BEGIN Listing

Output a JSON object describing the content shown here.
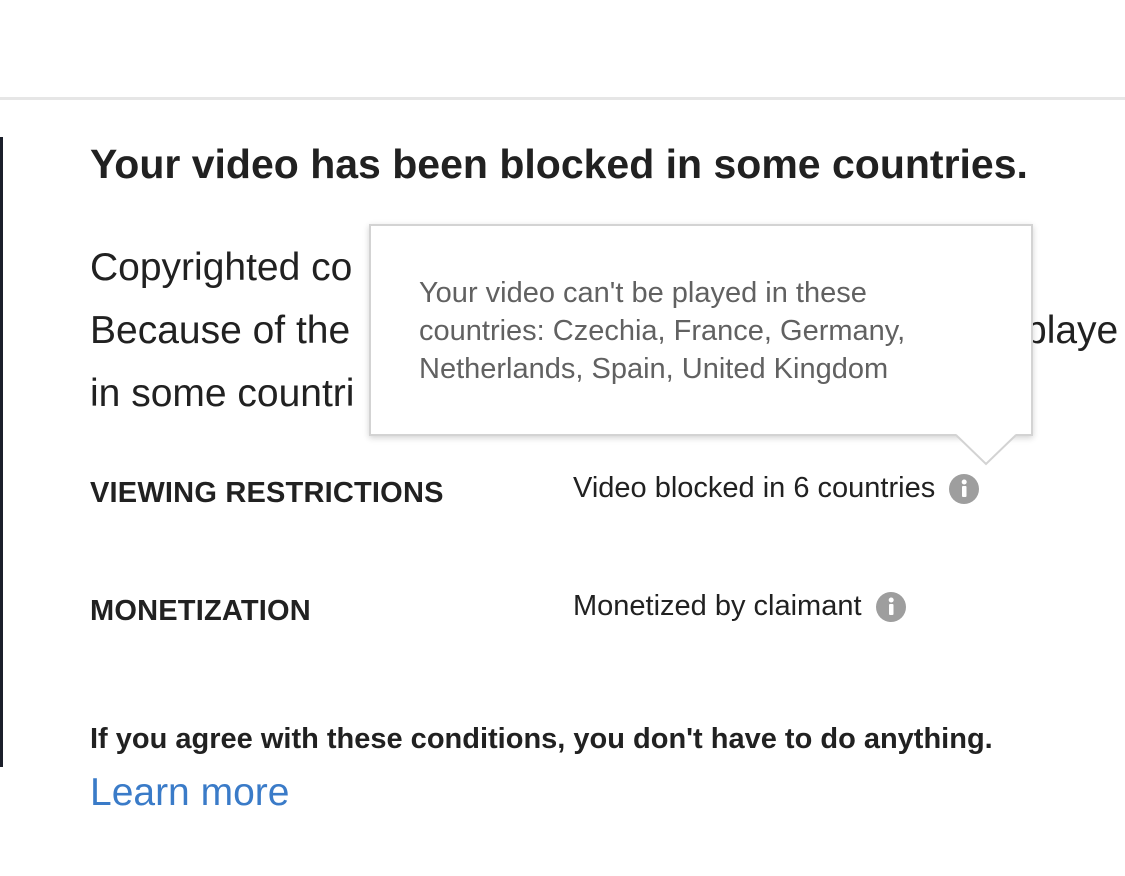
{
  "notice": {
    "title": "Your video has been blocked in some countries.",
    "body_lines": [
      "Copyrighted co",
      "Because of the",
      "in some countri"
    ],
    "body_line_2_tail": "playe"
  },
  "restrictions": {
    "viewing": {
      "label": "VIEWING RESTRICTIONS",
      "value": "Video blocked in 6 countries",
      "icon": "info-icon"
    },
    "monetization": {
      "label": "MONETIZATION",
      "value": "Monetized by claimant",
      "icon": "info-icon"
    }
  },
  "tooltip": {
    "text": "Your video can't be played in these countries: Czechia, France, Germany, Netherlands, Spain, United Kingdom"
  },
  "footer": {
    "agree_text": "If you agree with these conditions, you don't have to do anything.",
    "learn_more": "Learn more"
  },
  "colors": {
    "link": "#3a7bc8",
    "text": "#212121",
    "tooltip_text": "#616161",
    "icon": "#9e9e9e"
  }
}
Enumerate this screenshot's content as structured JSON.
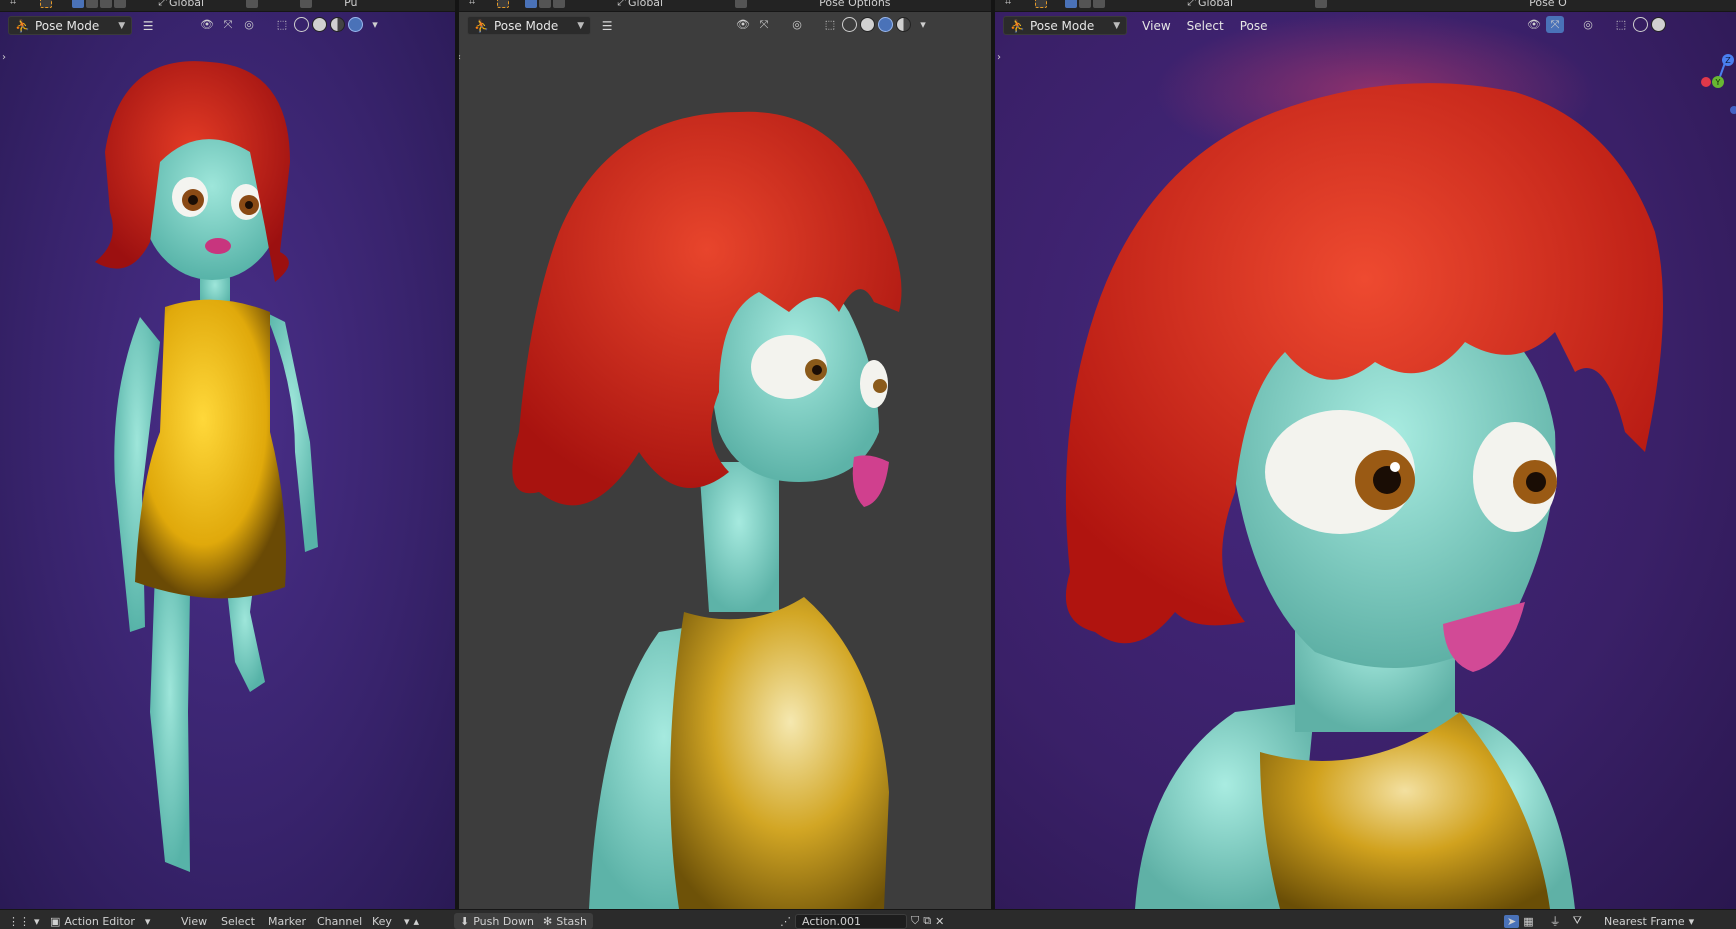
{
  "colors": {
    "skin": "#7fd3c6",
    "hair": "#d6201a",
    "dress": "#e9b80f",
    "purple_bg": "#3a2370",
    "grey_bg": "#3d3d3d",
    "header_bg": "#232323"
  },
  "top_strip": {
    "left": {
      "orientation": "Global"
    },
    "mid": {
      "orientation": "Global",
      "right_label": "Pose Options"
    },
    "right": {
      "orientation": "Global",
      "right_label": "Pose O"
    },
    "cut_left_label": "Pu"
  },
  "viewports": {
    "left": {
      "mode": "Pose Mode"
    },
    "mid": {
      "mode": "Pose Mode"
    },
    "right": {
      "mode": "Pose Mode",
      "menus": [
        "View",
        "Select",
        "Pose"
      ],
      "gizmo": {
        "z_label": "Z",
        "y_label": "Y"
      }
    }
  },
  "bottom_bar": {
    "editor": "Action Editor",
    "menus": [
      "View",
      "Select",
      "Marker",
      "Channel",
      "Key"
    ],
    "push_down": "Push Down",
    "stash": "Stash",
    "action_name": "Action.001",
    "snap": "Nearest Frame"
  }
}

END Listing

> **Aim of the exercise**: Look through the entries above and count each line holding "JSON"; report the count alone.

> **Written answer**: 2